▸ **EXERCISE DATA**:
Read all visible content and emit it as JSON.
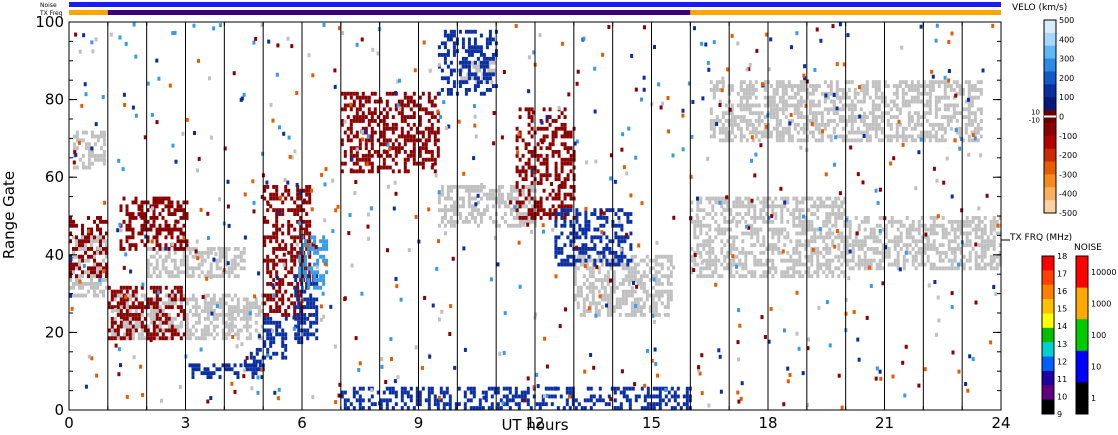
{
  "chart_data": {
    "type": "heatmap",
    "title": "",
    "xlabel": "UT hours",
    "ylabel": "Range Gate",
    "xlim": [
      0,
      24
    ],
    "ylim": [
      0,
      100
    ],
    "x_ticks": [
      "0",
      "3",
      "6",
      "9",
      "12",
      "15",
      "18",
      "21",
      "24"
    ],
    "y_ticks": [
      "0",
      "20",
      "40",
      "60",
      "80",
      "100"
    ],
    "top_bars": [
      {
        "name": "Noise",
        "segments": [
          {
            "from": 0,
            "to": 24,
            "color": "#1a1aff"
          }
        ]
      },
      {
        "name": "TX Freq",
        "segments": [
          {
            "from": 0,
            "to": 1,
            "color": "#ffa500"
          },
          {
            "from": 1,
            "to": 16,
            "color": "#3a0080"
          },
          {
            "from": 16,
            "to": 24,
            "color": "#ffa500"
          }
        ]
      }
    ],
    "scan_boundaries_hours": [
      1,
      2,
      3,
      4,
      5,
      6,
      7,
      8,
      9,
      10,
      11,
      12,
      13,
      14,
      15,
      16,
      17,
      18,
      19,
      20,
      21,
      22,
      23
    ],
    "velocity_colorbar": {
      "title": "VELO (km/s)",
      "ticks": [
        "500",
        "400",
        "300",
        "200",
        "100",
        "0",
        "-100",
        "-200",
        "-300",
        "-400",
        "-500"
      ],
      "inner_labels": [
        "10",
        "-10"
      ],
      "colors": [
        "#d6ecff",
        "#a6d8ff",
        "#5eb6f2",
        "#2a8ae6",
        "#1059c9",
        "#0a2fa3",
        "#041a7a",
        "#6b0000",
        "#8b0000",
        "#b30000",
        "#cc2a00",
        "#e65c00",
        "#f58a1f",
        "#fbb060",
        "#fdd3a0"
      ]
    },
    "tx_freq_colorbar": {
      "title": "TX FRQ (MHz)",
      "ticks": [
        "18",
        "17",
        "16",
        "15",
        "14",
        "13",
        "12",
        "11",
        "10",
        "9"
      ],
      "colors": [
        "#ff0000",
        "#ff4000",
        "#ff8000",
        "#ffc000",
        "#ffff00",
        "#00c000",
        "#00d0d0",
        "#0060ff",
        "#2000a0",
        "#600080",
        "#000000"
      ]
    },
    "noise_colorbar": {
      "title": "NOISE",
      "ticks": [
        "10000",
        "1000",
        "100",
        "10",
        "1"
      ],
      "colors": [
        "#ff0000",
        "#ffaa00",
        "#00cc00",
        "#0000ff",
        "#000000"
      ]
    },
    "series": [
      {
        "name": "ground scatter (grey)",
        "color": "#c0c0c0",
        "regions": [
          {
            "x0": 0,
            "x1": 1,
            "y0": 30,
            "y1": 45
          },
          {
            "x0": 0.1,
            "x1": 0.9,
            "y0": 63,
            "y1": 72
          },
          {
            "x0": 1,
            "x1": 5,
            "y0": 18,
            "y1": 30
          },
          {
            "x0": 2,
            "x1": 4.5,
            "y0": 35,
            "y1": 42
          },
          {
            "x0": 9.5,
            "x1": 12,
            "y0": 48,
            "y1": 58
          },
          {
            "x0": 13,
            "x1": 15.5,
            "y0": 25,
            "y1": 40
          },
          {
            "x0": 16,
            "x1": 20,
            "y0": 35,
            "y1": 55
          },
          {
            "x0": 20,
            "x1": 24,
            "y0": 37,
            "y1": 50
          },
          {
            "x0": 16.5,
            "x1": 23.5,
            "y0": 70,
            "y1": 85
          },
          {
            "x0": 10,
            "x1": 11,
            "y0": 84,
            "y1": 90
          }
        ]
      },
      {
        "name": "negative velocity (red)",
        "color": "#8b0000",
        "regions": [
          {
            "x0": 1,
            "x1": 3,
            "y0": 18,
            "y1": 32
          },
          {
            "x0": 1.3,
            "x1": 3,
            "y0": 42,
            "y1": 55
          },
          {
            "x0": 5,
            "x1": 6.2,
            "y0": 25,
            "y1": 58
          },
          {
            "x0": 7,
            "x1": 9.5,
            "y0": 62,
            "y1": 82
          },
          {
            "x0": 11.5,
            "x1": 13,
            "y0": 50,
            "y1": 78
          },
          {
            "x0": 0,
            "x1": 1,
            "y0": 35,
            "y1": 50
          }
        ]
      },
      {
        "name": "positive velocity (dark blue)",
        "color": "#0a2fa3",
        "regions": [
          {
            "x0": 3,
            "x1": 5,
            "y0": 8,
            "y1": 12
          },
          {
            "x0": 4.5,
            "x1": 5,
            "y0": 10,
            "y1": 16
          },
          {
            "x0": 5,
            "x1": 5.6,
            "y0": 14,
            "y1": 24
          },
          {
            "x0": 5.8,
            "x1": 6.4,
            "y0": 17,
            "y1": 35
          },
          {
            "x0": 12.5,
            "x1": 14.5,
            "y0": 38,
            "y1": 52
          },
          {
            "x0": 9.5,
            "x1": 11,
            "y0": 82,
            "y1": 98
          },
          {
            "x0": 7,
            "x1": 16,
            "y0": 0,
            "y1": 6
          }
        ]
      },
      {
        "name": "positive velocity (light blue)",
        "color": "#3a9ae8",
        "regions": [
          {
            "x0": 5.9,
            "x1": 6.6,
            "y0": 32,
            "y1": 45
          }
        ]
      }
    ]
  }
}
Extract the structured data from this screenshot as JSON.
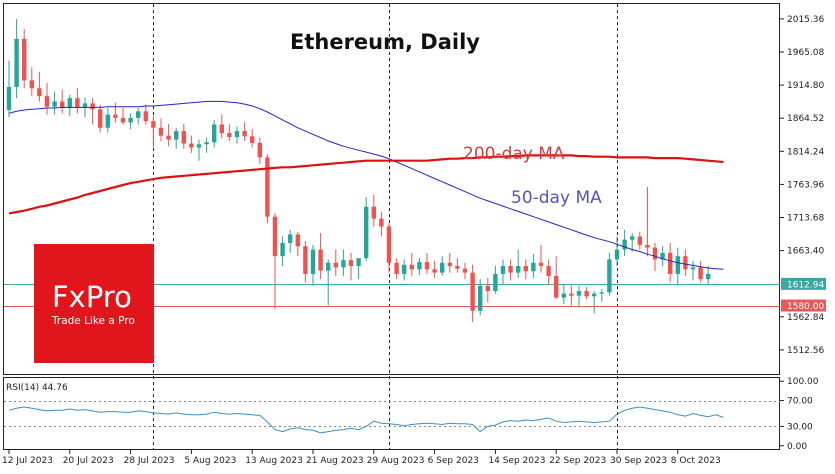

▸ **GIVEN TASK**:
The records shown above are to be repeated exactly, with the pictures left out.

▸ **TASK OUTPUT**:
Read all visible content and emit it as JSON.
{
  "chart_data": {
    "type": "heatmap",
    "title": "",
    "xlabel": "UT hours",
    "ylabel": "Range Gate",
    "xlim": [
      0,
      24
    ],
    "ylim": [
      0,
      100
    ],
    "x_ticks": [
      "0",
      "3",
      "6",
      "9",
      "12",
      "15",
      "18",
      "21",
      "24"
    ],
    "y_ticks": [
      "0",
      "20",
      "40",
      "60",
      "80",
      "100"
    ],
    "top_bars": [
      {
        "name": "Noise",
        "segments": [
          {
            "from": 0,
            "to": 24,
            "color": "#1a1aff"
          }
        ]
      },
      {
        "name": "TX Freq",
        "segments": [
          {
            "from": 0,
            "to": 1,
            "color": "#ffa500"
          },
          {
            "from": 1,
            "to": 16,
            "color": "#3a0080"
          },
          {
            "from": 16,
            "to": 24,
            "color": "#ffa500"
          }
        ]
      }
    ],
    "scan_boundaries_hours": [
      1,
      2,
      3,
      4,
      5,
      6,
      7,
      8,
      9,
      10,
      11,
      12,
      13,
      14,
      15,
      16,
      17,
      18,
      19,
      20,
      21,
      22,
      23
    ],
    "velocity_colorbar": {
      "title": "VELO (km/s)",
      "ticks": [
        "500",
        "400",
        "300",
        "200",
        "100",
        "0",
        "-100",
        "-200",
        "-300",
        "-400",
        "-500"
      ],
      "inner_labels": [
        "10",
        "-10"
      ],
      "colors": [
        "#d6ecff",
        "#a6d8ff",
        "#5eb6f2",
        "#2a8ae6",
        "#1059c9",
        "#0a2fa3",
        "#041a7a",
        "#6b0000",
        "#8b0000",
        "#b30000",
        "#cc2a00",
        "#e65c00",
        "#f58a1f",
        "#fbb060",
        "#fdd3a0"
      ]
    },
    "tx_freq_colorbar": {
      "title": "TX FRQ (MHz)",
      "ticks": [
        "18",
        "17",
        "16",
        "15",
        "14",
        "13",
        "12",
        "11",
        "10",
        "9"
      ],
      "colors": [
        "#ff0000",
        "#ff4000",
        "#ff8000",
        "#ffc000",
        "#ffff00",
        "#00c000",
        "#00d0d0",
        "#0060ff",
        "#2000a0",
        "#600080",
        "#000000"
      ]
    },
    "noise_colorbar": {
      "title": "NOISE",
      "ticks": [
        "10000",
        "1000",
        "100",
        "10",
        "1"
      ],
      "colors": [
        "#ff0000",
        "#ffaa00",
        "#00cc00",
        "#0000ff",
        "#000000"
      ]
    },
    "series": [
      {
        "name": "ground scatter (grey)",
        "color": "#c0c0c0",
        "regions": [
          {
            "x0": 0,
            "x1": 1,
            "y0": 30,
            "y1": 45
          },
          {
            "x0": 0.1,
            "x1": 0.9,
            "y0": 63,
            "y1": 72
          },
          {
            "x0": 1,
            "x1": 5,
            "y0": 18,
            "y1": 30
          },
          {
            "x0": 2,
            "x1": 4.5,
            "y0": 35,
            "y1": 42
          },
          {
            "x0": 9.5,
            "x1": 12,
            "y0": 48,
            "y1": 58
          },
          {
            "x0": 13,
            "x1": 15.5,
            "y0": 25,
            "y1": 40
          },
          {
            "x0": 16,
            "x1": 20,
            "y0": 35,
            "y1": 55
          },
          {
            "x0": 20,
            "x1": 24,
            "y0": 37,
            "y1": 50
          },
          {
            "x0": 16.5,
            "x1": 23.5,
            "y0": 70,
            "y1": 85
          },
          {
            "x0": 10,
            "x1": 11,
            "y0": 84,
            "y1": 90
          }
        ]
      },
      {
        "name": "negative velocity (red)",
        "color": "#8b0000",
        "regions": [
          {
            "x0": 1,
            "x1": 3,
            "y0": 18,
            "y1": 32
          },
          {
            "x0": 1.3,
            "x1": 3,
            "y0": 42,
            "y1": 55
          },
          {
            "x0": 5,
            "x1": 6.2,
            "y0": 25,
            "y1": 58
          },
          {
            "x0": 7,
            "x1": 9.5,
            "y0": 62,
            "y1": 82
          },
          {
            "x0": 11.5,
            "x1": 13,
            "y0": 50,
            "y1": 78
          },
          {
            "x0": 0,
            "x1": 1,
            "y0": 35,
            "y1": 50
          }
        ]
      },
      {
        "name": "positive velocity (dark blue)",
        "color": "#0a2fa3",
        "regions": [
          {
            "x0": 3,
            "x1": 5,
            "y0": 8,
            "y1": 12
          },
          {
            "x0": 4.5,
            "x1": 5,
            "y0": 10,
            "y1": 16
          },
          {
            "x0": 5,
            "x1": 5.6,
            "y0": 14,
            "y1": 24
          },
          {
            "x0": 5.8,
            "x1": 6.4,
            "y0": 17,
            "y1": 35
          },
          {
            "x0": 12.5,
            "x1": 14.5,
            "y0": 38,
            "y1": 52
          },
          {
            "x0": 9.5,
            "x1": 11,
            "y0": 82,
            "y1": 98
          },
          {
            "x0": 7,
            "x1": 16,
            "y0": 0,
            "y1": 6
          }
        ]
      },
      {
        "name": "positive velocity (light blue)",
        "color": "#3a9ae8",
        "regions": [
          {
            "x0": 5.9,
            "x1": 6.6,
            "y0": 32,
            "y1": 45
          }
        ]
      }
    ]
  }
}
Extract the structured data from this screenshot as JSON.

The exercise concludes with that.